### Objective
In the data that follows, find the line containing "What text is on this page?"; then quote that line and every line after it, exactly, through the last one.

### Dataset records
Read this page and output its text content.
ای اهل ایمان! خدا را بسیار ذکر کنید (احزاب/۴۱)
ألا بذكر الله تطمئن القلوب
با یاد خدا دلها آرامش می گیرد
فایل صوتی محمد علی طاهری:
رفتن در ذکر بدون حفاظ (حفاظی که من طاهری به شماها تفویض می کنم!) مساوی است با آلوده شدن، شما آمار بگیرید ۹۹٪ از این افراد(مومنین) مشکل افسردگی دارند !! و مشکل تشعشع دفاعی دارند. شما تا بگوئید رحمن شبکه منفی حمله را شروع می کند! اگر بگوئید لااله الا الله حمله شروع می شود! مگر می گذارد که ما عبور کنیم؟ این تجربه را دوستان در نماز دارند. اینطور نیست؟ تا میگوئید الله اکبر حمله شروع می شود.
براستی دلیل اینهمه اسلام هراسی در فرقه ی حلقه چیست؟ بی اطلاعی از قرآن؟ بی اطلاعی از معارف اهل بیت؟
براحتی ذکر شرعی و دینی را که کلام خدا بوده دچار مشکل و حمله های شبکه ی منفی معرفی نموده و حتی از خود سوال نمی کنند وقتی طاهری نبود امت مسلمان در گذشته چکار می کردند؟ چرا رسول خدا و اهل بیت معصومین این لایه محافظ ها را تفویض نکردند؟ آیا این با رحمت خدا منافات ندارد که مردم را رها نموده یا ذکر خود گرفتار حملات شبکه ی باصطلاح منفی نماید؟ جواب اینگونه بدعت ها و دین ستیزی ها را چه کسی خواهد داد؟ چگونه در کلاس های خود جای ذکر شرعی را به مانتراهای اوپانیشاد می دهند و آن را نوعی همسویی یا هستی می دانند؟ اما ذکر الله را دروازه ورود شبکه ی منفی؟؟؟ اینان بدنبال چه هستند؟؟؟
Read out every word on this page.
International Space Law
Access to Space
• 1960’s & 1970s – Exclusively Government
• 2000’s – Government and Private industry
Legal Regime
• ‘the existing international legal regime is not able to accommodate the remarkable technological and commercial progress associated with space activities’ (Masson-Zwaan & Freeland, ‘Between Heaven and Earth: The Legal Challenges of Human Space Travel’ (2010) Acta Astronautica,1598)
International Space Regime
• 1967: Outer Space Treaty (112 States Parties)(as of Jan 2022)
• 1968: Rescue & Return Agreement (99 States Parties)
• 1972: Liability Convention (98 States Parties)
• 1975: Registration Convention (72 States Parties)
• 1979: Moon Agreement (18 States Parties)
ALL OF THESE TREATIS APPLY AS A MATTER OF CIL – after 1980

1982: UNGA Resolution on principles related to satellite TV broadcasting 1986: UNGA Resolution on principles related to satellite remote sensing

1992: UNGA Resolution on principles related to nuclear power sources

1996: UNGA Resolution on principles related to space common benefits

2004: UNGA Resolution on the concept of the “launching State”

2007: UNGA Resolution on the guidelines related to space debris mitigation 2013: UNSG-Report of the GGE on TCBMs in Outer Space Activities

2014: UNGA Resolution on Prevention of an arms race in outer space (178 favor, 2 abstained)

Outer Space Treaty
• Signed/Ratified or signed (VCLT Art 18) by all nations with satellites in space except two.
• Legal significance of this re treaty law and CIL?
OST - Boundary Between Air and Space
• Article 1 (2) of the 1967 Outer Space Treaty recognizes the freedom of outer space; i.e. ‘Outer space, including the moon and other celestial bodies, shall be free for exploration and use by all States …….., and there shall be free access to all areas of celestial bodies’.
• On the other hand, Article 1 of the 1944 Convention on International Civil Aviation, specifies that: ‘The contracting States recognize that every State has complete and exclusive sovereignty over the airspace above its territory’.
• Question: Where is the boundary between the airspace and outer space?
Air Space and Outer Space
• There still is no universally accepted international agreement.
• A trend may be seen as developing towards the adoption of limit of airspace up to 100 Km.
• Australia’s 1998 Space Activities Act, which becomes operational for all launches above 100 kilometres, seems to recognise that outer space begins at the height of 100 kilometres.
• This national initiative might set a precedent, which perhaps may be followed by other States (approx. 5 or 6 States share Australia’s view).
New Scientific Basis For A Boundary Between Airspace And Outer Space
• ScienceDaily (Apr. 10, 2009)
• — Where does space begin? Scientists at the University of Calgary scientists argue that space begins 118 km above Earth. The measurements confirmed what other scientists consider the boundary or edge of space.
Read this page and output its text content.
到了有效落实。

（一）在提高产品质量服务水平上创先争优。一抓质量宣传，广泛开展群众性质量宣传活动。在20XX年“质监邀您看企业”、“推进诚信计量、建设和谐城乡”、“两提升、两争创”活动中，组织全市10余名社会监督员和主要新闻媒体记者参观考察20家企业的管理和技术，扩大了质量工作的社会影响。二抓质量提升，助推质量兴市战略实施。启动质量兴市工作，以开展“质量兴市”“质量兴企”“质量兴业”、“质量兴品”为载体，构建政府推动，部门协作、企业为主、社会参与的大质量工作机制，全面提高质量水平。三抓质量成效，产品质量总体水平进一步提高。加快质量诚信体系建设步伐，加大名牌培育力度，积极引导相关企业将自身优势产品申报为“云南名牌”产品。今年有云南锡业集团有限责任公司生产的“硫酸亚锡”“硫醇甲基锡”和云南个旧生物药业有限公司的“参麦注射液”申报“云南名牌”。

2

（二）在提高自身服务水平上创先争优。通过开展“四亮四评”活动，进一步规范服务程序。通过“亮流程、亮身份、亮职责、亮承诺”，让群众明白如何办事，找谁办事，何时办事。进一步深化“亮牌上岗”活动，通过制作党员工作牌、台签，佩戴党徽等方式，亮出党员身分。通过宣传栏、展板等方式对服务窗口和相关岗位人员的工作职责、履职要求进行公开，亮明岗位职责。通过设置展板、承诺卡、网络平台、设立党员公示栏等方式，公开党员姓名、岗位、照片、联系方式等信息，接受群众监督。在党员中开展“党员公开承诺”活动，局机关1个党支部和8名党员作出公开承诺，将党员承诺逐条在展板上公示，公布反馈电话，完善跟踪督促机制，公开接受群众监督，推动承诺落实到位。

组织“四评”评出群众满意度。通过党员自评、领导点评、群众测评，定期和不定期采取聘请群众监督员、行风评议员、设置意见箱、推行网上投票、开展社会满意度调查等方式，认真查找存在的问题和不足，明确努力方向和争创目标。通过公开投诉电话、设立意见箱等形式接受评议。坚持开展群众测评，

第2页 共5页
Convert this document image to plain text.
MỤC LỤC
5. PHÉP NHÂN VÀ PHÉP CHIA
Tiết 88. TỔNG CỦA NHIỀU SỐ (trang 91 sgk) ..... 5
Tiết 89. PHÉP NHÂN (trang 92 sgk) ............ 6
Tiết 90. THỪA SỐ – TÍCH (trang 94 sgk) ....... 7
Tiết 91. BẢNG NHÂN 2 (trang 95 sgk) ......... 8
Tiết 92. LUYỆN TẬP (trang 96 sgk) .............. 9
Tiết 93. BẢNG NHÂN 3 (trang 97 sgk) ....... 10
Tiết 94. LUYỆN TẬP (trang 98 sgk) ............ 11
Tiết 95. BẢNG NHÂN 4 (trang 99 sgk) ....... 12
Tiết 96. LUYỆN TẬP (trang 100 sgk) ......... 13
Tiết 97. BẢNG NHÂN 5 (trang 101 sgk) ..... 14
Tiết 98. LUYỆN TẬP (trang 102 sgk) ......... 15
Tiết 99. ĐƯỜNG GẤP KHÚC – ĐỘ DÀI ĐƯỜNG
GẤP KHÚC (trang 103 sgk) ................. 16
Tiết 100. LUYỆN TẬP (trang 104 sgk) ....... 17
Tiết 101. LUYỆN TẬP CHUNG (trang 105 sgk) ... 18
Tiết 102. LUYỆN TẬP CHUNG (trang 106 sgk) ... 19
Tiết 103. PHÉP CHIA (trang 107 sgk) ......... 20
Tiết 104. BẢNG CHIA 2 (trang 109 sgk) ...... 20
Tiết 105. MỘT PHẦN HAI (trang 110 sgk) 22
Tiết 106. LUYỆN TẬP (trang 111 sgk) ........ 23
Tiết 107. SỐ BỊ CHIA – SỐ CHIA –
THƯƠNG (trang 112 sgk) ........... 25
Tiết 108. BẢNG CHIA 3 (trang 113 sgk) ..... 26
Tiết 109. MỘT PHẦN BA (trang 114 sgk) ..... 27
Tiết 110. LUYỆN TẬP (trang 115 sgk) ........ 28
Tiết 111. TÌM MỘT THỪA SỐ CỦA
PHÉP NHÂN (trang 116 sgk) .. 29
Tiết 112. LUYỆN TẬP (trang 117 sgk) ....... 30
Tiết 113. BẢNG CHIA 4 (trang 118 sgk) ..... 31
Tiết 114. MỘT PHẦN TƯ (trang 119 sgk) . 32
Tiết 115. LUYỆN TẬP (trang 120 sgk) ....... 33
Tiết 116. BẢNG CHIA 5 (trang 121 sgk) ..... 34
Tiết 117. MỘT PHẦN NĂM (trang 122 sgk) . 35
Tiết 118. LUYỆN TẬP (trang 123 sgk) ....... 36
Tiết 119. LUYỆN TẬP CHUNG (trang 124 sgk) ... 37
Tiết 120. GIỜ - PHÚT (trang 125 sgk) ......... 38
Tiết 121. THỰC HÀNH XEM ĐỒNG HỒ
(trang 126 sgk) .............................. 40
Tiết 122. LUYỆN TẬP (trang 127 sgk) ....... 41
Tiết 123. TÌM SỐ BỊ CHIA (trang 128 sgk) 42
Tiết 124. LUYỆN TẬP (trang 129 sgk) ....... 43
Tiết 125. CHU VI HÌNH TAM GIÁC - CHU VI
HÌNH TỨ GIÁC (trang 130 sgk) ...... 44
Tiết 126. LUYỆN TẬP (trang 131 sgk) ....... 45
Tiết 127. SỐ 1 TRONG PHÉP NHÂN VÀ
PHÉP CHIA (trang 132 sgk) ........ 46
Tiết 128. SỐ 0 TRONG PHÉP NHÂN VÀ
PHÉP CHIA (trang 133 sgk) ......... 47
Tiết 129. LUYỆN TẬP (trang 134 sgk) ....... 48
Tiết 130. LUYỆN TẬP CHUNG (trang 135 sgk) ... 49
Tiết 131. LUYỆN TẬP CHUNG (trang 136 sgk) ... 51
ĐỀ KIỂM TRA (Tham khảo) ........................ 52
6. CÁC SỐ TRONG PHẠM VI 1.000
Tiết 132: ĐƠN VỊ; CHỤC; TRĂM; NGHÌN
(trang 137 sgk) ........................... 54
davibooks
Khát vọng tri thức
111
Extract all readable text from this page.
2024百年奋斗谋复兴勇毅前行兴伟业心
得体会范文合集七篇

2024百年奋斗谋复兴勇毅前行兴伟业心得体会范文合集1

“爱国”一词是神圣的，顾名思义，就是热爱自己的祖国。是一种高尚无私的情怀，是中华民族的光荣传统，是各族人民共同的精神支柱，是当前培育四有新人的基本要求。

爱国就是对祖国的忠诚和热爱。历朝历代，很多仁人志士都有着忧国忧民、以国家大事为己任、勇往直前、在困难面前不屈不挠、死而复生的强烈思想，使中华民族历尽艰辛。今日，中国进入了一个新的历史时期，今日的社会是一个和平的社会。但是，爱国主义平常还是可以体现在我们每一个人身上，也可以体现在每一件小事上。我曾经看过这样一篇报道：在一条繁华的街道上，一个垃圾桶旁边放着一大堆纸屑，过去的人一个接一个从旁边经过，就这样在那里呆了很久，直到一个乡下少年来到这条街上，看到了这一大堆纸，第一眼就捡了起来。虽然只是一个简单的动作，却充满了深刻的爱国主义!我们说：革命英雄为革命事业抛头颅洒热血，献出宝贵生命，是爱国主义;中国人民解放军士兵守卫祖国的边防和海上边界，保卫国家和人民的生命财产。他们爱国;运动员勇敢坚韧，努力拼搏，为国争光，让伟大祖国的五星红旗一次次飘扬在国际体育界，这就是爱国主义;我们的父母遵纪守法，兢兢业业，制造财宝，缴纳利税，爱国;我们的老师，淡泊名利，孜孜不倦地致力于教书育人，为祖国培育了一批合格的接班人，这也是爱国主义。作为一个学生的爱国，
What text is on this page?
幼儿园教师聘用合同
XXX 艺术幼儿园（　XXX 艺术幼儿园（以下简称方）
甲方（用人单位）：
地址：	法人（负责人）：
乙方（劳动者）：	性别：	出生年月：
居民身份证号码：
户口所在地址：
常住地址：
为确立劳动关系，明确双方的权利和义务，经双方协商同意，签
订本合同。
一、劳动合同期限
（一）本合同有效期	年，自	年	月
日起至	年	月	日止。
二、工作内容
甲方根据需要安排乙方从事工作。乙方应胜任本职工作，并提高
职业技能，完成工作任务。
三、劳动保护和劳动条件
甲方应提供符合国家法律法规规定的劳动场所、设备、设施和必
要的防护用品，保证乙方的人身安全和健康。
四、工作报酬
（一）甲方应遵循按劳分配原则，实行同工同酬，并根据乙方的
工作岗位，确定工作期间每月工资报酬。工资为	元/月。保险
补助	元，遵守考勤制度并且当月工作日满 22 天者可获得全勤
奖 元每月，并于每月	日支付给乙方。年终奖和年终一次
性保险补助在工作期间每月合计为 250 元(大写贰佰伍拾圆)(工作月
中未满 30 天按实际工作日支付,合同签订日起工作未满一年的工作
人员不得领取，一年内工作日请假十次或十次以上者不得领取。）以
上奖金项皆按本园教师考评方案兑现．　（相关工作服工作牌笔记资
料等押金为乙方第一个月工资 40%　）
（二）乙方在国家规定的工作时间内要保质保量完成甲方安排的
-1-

### Exercise response
What text is on this page?
幼儿园教师聘用合同
XXX 艺术幼儿园（　XXX 艺术幼儿园（以下简称方）
甲方（用人单位）：
地址：	法人（负责人）：
乙方（劳动者）：	性别：	出生年月：
居民身份证号码：
户口所在地址：
常住地址：
为确立劳动关系，明确双方的权利和义务，经双方协商同意，签
订本合同。
一、劳动合同期限
（一）本合同有效期	年，自	年	月
日起至	年	月	日止。
二、工作内容
甲方根据需要安排乙方从事工作。乙方应胜任本职工作，并提高
职业技能，完成工作任务。
三、劳动保护和劳动条件
甲方应提供符合国家法律法规规定的劳动场所、设备、设施和必
要的防护用品，保证乙方的人身安全和健康。
四、工作报酬
（一）甲方应遵循按劳分配原则，实行同工同酬，并根据乙方的
工作岗位，确定工作期间每月工资报酬。工资为	元/月。保险
补助	元，遵守考勤制度并且当月工作日满 22 天者可获得全勤
奖 元每月，并于每月	日支付给乙方。年终奖和年终一次
性保险补助在工作期间每月合计为 250 元(大写贰佰伍拾圆)(工作月
中未满 30 天按实际工作日支付,合同签订日起工作未满一年的工作
人员不得领取，一年内工作日请假十次或十次以上者不得领取。）以
上奖金项皆按本园教师考评方案兑现．　（相关工作服工作牌笔记资
料等押金为乙方第一个月工资 40%　）
（二）乙方在国家规定的工作时间内要保质保量完成甲方安排的
-1-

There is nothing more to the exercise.